■ Records for this task ■
********
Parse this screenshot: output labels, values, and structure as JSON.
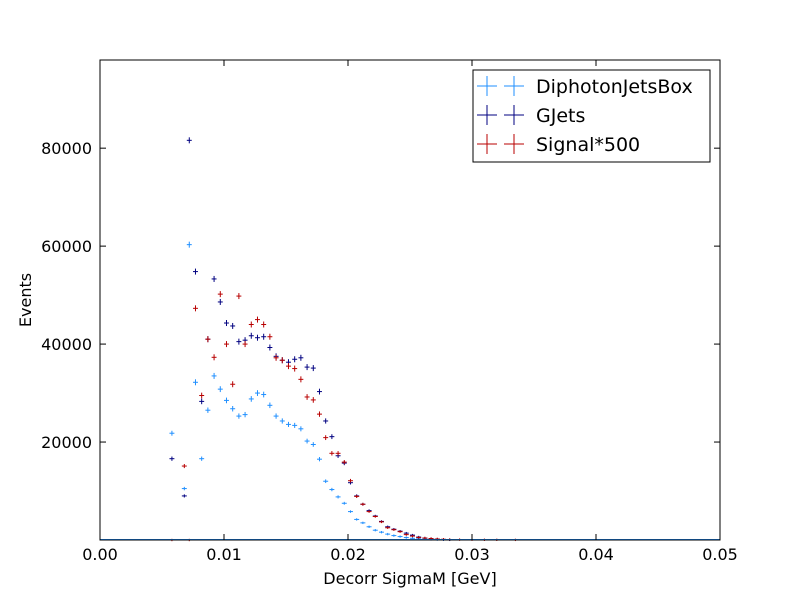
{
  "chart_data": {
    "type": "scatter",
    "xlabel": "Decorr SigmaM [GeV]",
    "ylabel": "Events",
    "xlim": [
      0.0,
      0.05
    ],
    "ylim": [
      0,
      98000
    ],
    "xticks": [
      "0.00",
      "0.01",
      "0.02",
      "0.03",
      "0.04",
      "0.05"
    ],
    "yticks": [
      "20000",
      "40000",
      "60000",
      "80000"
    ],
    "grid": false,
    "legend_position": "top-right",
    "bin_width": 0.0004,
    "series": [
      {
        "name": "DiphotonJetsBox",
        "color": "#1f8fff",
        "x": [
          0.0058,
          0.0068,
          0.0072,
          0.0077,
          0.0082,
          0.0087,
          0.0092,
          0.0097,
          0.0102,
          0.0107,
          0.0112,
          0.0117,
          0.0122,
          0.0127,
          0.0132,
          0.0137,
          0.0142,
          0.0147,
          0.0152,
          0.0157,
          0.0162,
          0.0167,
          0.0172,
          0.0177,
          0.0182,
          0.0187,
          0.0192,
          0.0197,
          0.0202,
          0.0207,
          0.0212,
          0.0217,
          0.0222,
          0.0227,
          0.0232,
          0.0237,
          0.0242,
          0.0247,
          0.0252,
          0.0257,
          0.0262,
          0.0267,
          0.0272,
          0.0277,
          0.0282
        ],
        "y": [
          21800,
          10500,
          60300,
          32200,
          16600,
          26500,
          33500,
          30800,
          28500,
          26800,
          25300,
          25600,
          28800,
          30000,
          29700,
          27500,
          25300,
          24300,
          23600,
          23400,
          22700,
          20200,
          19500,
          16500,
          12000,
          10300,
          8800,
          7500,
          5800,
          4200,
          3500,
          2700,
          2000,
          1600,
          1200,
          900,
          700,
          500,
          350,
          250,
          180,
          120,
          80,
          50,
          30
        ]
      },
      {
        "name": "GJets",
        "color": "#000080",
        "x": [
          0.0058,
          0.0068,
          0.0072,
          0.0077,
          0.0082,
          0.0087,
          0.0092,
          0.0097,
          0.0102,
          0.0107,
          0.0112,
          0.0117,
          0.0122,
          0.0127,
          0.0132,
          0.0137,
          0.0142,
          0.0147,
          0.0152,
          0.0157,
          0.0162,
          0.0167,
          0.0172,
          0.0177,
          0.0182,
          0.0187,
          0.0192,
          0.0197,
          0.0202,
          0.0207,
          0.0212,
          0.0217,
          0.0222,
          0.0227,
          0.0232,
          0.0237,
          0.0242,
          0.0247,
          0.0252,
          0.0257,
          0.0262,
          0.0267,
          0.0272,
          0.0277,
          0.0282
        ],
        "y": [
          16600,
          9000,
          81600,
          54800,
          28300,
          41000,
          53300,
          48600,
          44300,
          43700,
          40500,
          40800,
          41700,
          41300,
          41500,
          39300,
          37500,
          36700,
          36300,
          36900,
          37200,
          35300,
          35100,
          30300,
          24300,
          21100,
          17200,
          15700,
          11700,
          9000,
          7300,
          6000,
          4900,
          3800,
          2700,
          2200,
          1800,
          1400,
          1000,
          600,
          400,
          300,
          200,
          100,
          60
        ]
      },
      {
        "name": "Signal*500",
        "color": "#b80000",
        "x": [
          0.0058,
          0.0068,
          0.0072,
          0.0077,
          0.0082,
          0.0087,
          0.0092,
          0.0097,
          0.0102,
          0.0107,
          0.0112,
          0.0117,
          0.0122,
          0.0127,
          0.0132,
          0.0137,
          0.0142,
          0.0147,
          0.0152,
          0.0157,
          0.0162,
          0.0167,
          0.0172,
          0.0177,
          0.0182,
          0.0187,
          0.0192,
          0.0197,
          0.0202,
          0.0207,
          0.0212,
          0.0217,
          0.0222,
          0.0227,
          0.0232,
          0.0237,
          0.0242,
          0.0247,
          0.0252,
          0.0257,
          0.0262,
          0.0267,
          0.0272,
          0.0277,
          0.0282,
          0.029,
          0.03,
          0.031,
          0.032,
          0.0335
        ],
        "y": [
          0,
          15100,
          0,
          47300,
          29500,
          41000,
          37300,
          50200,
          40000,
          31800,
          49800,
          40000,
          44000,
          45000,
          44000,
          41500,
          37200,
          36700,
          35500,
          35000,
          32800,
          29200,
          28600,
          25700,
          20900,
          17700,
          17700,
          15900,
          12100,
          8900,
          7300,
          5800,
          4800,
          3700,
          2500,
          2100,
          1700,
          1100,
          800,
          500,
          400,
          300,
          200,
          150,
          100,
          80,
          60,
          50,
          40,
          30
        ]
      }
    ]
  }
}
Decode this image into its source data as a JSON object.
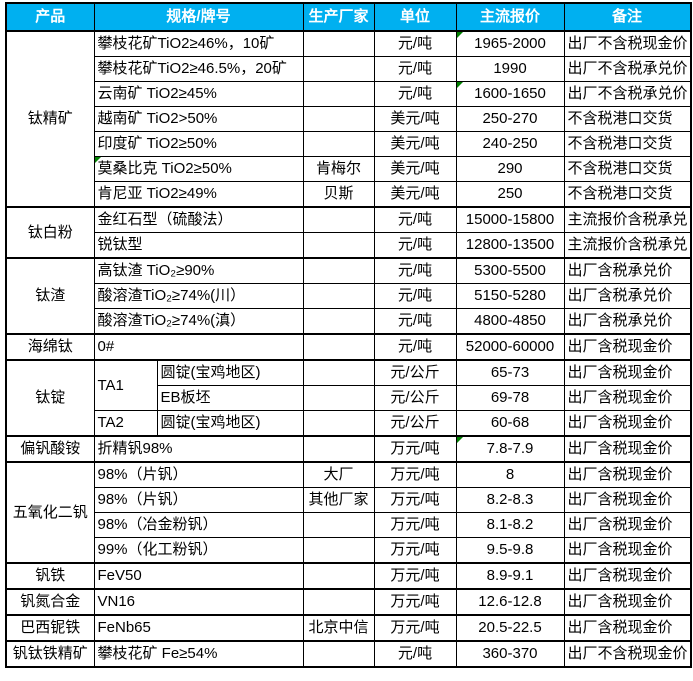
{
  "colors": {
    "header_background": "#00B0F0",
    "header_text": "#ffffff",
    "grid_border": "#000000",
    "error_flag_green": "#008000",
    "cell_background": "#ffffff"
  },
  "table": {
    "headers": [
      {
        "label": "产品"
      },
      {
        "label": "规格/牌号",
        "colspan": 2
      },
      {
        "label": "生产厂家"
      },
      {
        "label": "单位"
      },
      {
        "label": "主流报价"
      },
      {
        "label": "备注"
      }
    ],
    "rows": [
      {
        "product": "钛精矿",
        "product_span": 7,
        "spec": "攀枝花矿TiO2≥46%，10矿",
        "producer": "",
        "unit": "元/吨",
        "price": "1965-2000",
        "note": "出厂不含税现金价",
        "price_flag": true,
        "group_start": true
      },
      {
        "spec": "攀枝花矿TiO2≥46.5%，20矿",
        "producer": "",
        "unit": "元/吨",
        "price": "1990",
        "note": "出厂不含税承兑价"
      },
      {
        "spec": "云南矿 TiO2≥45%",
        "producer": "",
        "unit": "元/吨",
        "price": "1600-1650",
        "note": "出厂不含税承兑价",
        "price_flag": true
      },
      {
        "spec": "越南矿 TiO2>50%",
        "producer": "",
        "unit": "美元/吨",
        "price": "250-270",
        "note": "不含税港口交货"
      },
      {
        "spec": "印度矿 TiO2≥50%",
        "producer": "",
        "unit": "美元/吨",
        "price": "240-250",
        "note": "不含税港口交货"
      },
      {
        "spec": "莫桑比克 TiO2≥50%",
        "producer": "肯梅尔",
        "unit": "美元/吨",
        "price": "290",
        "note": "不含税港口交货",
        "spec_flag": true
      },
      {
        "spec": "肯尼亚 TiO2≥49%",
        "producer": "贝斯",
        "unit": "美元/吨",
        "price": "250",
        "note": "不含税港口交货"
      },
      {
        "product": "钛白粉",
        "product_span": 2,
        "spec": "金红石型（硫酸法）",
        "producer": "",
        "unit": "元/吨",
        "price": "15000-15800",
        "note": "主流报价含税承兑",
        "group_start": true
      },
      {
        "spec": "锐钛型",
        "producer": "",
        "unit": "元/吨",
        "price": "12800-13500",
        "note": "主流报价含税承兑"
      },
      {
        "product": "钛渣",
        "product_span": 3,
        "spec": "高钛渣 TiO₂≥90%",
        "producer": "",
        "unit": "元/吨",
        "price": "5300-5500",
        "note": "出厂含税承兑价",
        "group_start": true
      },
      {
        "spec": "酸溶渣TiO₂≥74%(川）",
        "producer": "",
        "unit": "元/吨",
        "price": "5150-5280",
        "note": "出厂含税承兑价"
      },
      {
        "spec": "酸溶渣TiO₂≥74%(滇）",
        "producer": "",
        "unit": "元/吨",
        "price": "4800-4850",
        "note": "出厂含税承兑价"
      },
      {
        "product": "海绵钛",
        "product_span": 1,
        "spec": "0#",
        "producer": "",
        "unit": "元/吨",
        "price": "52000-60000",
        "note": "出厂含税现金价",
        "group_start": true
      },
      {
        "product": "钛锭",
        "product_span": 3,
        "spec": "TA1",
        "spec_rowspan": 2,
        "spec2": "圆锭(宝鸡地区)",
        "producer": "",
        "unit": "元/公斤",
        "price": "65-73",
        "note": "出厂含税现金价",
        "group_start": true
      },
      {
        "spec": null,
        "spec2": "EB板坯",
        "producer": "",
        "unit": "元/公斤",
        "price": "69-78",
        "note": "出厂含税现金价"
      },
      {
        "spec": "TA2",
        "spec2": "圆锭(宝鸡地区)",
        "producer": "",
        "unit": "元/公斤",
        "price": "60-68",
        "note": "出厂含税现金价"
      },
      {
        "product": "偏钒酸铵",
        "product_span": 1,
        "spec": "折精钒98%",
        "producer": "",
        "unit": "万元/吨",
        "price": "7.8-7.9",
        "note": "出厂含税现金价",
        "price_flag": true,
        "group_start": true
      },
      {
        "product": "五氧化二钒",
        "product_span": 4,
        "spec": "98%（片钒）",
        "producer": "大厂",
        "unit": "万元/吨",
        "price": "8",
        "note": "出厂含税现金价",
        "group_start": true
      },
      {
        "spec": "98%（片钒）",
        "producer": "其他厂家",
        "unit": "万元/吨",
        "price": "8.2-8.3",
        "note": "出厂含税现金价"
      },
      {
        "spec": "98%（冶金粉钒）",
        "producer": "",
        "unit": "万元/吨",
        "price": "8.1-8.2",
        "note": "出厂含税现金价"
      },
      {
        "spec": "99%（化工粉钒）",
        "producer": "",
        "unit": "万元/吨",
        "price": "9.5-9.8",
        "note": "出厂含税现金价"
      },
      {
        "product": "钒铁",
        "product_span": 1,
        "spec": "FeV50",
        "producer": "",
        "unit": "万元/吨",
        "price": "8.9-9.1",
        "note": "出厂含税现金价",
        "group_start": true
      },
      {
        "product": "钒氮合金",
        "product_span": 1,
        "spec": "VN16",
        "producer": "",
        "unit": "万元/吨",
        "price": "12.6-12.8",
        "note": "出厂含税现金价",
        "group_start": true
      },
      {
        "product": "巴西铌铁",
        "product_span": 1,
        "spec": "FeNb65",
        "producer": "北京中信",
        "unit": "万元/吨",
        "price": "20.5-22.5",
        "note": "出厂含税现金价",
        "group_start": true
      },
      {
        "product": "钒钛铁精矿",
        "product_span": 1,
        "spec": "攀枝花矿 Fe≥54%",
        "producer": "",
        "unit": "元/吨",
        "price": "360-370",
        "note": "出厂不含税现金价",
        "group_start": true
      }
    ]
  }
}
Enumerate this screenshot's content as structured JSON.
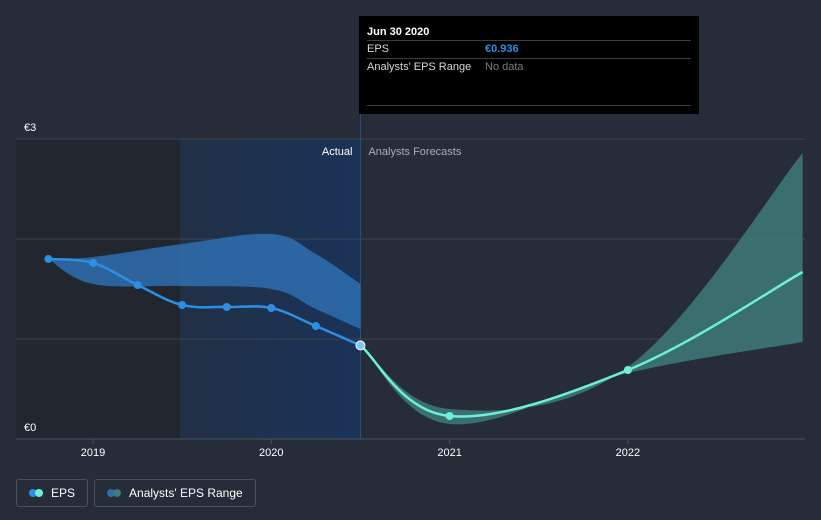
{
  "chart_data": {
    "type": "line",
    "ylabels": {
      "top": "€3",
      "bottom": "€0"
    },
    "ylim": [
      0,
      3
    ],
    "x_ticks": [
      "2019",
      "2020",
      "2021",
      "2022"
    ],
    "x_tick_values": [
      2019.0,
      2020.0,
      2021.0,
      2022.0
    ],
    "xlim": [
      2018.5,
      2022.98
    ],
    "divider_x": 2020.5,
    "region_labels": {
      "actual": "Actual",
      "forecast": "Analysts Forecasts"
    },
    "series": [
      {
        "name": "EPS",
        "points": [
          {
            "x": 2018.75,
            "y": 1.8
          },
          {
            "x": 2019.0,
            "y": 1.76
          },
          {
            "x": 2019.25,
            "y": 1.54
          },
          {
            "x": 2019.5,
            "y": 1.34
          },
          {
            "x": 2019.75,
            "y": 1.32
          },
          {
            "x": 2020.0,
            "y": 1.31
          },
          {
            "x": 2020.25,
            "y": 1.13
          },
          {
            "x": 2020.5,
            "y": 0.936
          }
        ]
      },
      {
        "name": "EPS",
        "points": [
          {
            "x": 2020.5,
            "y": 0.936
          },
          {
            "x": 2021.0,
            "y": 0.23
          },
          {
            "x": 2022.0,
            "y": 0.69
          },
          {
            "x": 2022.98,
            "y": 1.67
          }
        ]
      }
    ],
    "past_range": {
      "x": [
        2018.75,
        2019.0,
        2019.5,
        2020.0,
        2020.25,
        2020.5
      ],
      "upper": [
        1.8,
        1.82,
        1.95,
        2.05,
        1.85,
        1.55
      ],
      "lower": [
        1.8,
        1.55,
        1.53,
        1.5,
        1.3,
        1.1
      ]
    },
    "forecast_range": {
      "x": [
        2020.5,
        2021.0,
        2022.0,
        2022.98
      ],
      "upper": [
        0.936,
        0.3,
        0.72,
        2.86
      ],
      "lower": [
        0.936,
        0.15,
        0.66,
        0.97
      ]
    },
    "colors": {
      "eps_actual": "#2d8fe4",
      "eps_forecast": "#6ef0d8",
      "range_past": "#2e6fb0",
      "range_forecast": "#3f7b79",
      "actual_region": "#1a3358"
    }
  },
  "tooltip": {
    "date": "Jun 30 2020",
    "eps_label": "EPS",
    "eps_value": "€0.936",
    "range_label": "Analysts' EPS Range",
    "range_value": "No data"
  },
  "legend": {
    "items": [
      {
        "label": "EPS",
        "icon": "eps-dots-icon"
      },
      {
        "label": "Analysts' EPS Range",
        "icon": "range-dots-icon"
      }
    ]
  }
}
********
■ Exercise ■
Extract every line above that contains the word "ffffff".

■ Written answer ■
    "header_text": "#ffffff",
    "cell_background": "#ffffff"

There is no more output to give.